▶ Goal
Copy the records word for word from the first line through the line that contains "col-header: ΔΔ (10) (587, 92, 703, 161)", including both.

##### Exercise data

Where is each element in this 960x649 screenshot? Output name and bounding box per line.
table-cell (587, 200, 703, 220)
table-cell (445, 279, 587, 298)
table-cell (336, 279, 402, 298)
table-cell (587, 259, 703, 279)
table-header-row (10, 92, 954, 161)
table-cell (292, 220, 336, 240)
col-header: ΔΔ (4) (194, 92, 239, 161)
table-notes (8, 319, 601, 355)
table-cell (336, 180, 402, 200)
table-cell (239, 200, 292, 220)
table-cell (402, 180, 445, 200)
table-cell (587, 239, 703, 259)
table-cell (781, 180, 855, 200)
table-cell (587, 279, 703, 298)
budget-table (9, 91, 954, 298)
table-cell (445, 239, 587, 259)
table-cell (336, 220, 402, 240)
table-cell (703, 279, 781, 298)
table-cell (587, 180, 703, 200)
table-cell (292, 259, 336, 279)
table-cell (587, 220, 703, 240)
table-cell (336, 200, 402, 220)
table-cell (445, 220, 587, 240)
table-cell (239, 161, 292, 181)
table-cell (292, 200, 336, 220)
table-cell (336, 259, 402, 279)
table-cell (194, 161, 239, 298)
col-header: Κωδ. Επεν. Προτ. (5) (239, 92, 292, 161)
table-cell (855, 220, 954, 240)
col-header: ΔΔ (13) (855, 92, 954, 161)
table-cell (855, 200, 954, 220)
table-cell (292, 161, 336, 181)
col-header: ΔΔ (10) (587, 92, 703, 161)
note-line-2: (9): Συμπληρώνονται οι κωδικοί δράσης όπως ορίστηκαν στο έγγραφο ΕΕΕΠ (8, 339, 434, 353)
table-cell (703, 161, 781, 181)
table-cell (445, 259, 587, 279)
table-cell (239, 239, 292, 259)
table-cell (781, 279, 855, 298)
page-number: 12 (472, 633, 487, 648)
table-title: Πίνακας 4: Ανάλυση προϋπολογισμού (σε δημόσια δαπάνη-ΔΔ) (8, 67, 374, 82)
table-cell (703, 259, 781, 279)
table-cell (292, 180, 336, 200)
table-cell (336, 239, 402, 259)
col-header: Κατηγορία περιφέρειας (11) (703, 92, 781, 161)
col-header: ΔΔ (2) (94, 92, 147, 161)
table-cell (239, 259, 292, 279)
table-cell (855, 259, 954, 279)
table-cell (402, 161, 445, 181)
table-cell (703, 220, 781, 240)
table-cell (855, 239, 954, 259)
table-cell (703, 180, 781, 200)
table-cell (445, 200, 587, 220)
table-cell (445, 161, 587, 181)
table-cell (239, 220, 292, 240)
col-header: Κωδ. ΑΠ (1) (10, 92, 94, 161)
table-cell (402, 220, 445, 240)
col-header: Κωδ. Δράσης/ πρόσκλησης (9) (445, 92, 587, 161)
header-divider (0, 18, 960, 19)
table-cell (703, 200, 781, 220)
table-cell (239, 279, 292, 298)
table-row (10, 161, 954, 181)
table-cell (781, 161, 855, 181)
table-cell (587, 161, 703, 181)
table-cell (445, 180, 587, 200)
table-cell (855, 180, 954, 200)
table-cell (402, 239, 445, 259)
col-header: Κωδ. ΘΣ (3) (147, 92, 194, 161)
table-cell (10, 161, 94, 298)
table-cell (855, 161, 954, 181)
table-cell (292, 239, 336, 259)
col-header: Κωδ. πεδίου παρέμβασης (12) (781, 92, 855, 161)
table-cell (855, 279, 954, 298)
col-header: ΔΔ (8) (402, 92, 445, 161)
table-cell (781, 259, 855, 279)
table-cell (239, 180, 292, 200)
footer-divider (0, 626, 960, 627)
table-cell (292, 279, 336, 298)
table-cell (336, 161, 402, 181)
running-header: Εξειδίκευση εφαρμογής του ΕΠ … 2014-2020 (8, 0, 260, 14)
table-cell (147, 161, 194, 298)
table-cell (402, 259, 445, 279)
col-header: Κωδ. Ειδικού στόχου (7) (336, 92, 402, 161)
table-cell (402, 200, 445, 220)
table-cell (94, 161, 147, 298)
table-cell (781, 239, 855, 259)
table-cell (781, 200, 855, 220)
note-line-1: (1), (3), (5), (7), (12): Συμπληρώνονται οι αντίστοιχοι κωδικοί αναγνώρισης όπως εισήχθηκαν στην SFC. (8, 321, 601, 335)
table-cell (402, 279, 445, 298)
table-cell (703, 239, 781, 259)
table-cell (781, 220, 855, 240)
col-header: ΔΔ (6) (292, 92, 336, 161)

##########

▶ Task result
Where is each element in this 960x649 screenshot? Output name and bounding box per line.
table-cell (587, 200, 703, 220)
table-cell (445, 279, 587, 298)
table-cell (336, 279, 402, 298)
table-cell (587, 259, 703, 279)
table-header-row (10, 92, 954, 161)
table-cell (292, 220, 336, 240)
col-header: ΔΔ (4) (194, 92, 239, 161)
table-notes (8, 319, 601, 355)
table-cell (336, 180, 402, 200)
table-cell (239, 200, 292, 220)
table-cell (402, 180, 445, 200)
table-cell (587, 239, 703, 259)
table-cell (781, 180, 855, 200)
table-cell (587, 279, 703, 298)
budget-table (9, 91, 954, 298)
table-cell (445, 239, 587, 259)
table-cell (336, 220, 402, 240)
table-cell (703, 279, 781, 298)
table-cell (587, 180, 703, 200)
table-cell (292, 259, 336, 279)
table-cell (587, 220, 703, 240)
table-cell (336, 200, 402, 220)
table-cell (445, 220, 587, 240)
table-cell (239, 161, 292, 181)
table-cell (292, 200, 336, 220)
table-cell (336, 259, 402, 279)
table-cell (194, 161, 239, 298)
col-header: Κωδ. Επεν. Προτ. (5) (239, 92, 292, 161)
table-cell (855, 220, 954, 240)
col-header: ΔΔ (13) (855, 92, 954, 161)
table-cell (855, 200, 954, 220)
table-cell (292, 161, 336, 181)
col-header: ΔΔ (10) (587, 92, 703, 161)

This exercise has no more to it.